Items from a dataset
--------------------------------

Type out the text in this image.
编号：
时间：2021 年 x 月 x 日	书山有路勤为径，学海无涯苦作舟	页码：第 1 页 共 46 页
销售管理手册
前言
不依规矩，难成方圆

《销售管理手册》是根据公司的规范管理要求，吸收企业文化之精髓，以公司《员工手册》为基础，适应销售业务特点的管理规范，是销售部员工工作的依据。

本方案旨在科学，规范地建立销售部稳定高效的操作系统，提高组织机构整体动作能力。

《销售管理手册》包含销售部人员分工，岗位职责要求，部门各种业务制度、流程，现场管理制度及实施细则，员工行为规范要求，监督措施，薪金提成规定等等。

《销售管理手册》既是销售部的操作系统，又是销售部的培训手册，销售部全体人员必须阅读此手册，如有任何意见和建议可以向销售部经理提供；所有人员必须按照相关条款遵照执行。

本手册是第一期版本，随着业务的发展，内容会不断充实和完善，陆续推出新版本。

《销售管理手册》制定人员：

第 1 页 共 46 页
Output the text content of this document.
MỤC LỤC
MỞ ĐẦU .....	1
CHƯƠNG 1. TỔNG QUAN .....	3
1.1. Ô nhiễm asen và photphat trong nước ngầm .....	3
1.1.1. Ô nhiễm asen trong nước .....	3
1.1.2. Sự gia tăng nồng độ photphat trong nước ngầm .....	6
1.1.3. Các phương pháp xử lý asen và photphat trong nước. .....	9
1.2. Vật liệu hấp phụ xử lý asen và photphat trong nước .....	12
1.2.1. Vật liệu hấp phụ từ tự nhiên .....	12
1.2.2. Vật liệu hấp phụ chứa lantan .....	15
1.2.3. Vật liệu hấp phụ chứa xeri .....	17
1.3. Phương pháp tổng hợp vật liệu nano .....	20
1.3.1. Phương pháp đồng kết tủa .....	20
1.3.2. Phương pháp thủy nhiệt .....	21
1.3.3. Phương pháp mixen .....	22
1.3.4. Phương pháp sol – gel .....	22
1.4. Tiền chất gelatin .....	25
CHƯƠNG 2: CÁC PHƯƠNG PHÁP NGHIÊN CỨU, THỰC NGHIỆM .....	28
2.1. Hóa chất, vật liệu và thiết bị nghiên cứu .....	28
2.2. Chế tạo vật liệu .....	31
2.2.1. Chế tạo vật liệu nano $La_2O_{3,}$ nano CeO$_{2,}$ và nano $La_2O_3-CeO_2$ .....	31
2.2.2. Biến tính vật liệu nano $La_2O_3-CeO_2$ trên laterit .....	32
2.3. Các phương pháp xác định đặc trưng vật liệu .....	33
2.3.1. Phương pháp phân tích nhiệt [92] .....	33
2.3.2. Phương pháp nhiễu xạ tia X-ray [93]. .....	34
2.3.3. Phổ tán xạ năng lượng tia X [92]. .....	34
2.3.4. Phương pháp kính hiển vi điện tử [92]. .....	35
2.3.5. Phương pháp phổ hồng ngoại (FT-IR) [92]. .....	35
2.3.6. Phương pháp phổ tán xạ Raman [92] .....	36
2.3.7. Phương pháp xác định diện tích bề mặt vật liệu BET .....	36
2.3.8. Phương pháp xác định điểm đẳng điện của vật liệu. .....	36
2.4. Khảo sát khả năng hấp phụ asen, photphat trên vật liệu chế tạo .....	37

--------------------------------

→ What the task asks:
Copy out the whole listing exactly; please set it all down.

→ Full output:
Type out the text in this image.
编号：
时间：2021 年 x 月 x 日	书山有路勤为径，学海无涯苦作舟	页码：第 1 页 共 46 页
销售管理手册
前言
不依规矩，难成方圆

《销售管理手册》是根据公司的规范管理要求，吸收企业文化之精髓，以公司《员工手册》为基础，适应销售业务特点的管理规范，是销售部员工工作的依据。

本方案旨在科学，规范地建立销售部稳定高效的操作系统，提高组织机构整体动作能力。

《销售管理手册》包含销售部人员分工，岗位职责要求，部门各种业务制度、流程，现场管理制度及实施细则，员工行为规范要求，监督措施，薪金提成规定等等。

《销售管理手册》既是销售部的操作系统，又是销售部的培训手册，销售部全体人员必须阅读此手册，如有任何意见和建议可以向销售部经理提供；所有人员必须按照相关条款遵照执行。

本手册是第一期版本，随着业务的发展，内容会不断充实和完善，陆续推出新版本。

《销售管理手册》制定人员：

第 1 页 共 46 页
Output the text content of this document.
MỤC LỤC
MỞ ĐẦU .....	1
CHƯƠNG 1. TỔNG QUAN .....	3
1.1. Ô nhiễm asen và photphat trong nước ngầm .....	3
1.1.1. Ô nhiễm asen trong nước .....	3
1.1.2. Sự gia tăng nồng độ photphat trong nước ngầm .....	6
1.1.3. Các phương pháp xử lý asen và photphat trong nước. .....	9
1.2. Vật liệu hấp phụ xử lý asen và photphat trong nước .....	12
1.2.1. Vật liệu hấp phụ từ tự nhiên .....	12
1.2.2. Vật liệu hấp phụ chứa lantan .....	15
1.2.3. Vật liệu hấp phụ chứa xeri .....	17
1.3. Phương pháp tổng hợp vật liệu nano .....	20
1.3.1. Phương pháp đồng kết tủa .....	20
1.3.2. Phương pháp thủy nhiệt .....	21
1.3.3. Phương pháp mixen .....	22
1.3.4. Phương pháp sol – gel .....	22
1.4. Tiền chất gelatin .....	25
CHƯƠNG 2: CÁC PHƯƠNG PHÁP NGHIÊN CỨU, THỰC NGHIỆM .....	28
2.1. Hóa chất, vật liệu và thiết bị nghiên cứu .....	28
2.2. Chế tạo vật liệu .....	31
2.2.1. Chế tạo vật liệu nano $La_2O_{3,}$ nano CeO$_{2,}$ và nano $La_2O_3-CeO_2$ .....	31
2.2.2. Biến tính vật liệu nano $La_2O_3-CeO_2$ trên laterit .....	32
2.3. Các phương pháp xác định đặc trưng vật liệu .....	33
2.3.1. Phương pháp phân tích nhiệt [92] .....	33
2.3.2. Phương pháp nhiễu xạ tia X-ray [93]. .....	34
2.3.3. Phổ tán xạ năng lượng tia X [92]. .....	34
2.3.4. Phương pháp kính hiển vi điện tử [92]. .....	35
2.3.5. Phương pháp phổ hồng ngoại (FT-IR) [92]. .....	35
2.3.6. Phương pháp phổ tán xạ Raman [92] .....	36
2.3.7. Phương pháp xác định diện tích bề mặt vật liệu BET .....	36
2.3.8. Phương pháp xác định điểm đẳng điện của vật liệu. .....	36
2.4. Khảo sát khả năng hấp phụ asen, photphat trên vật liệu chế tạo .....	37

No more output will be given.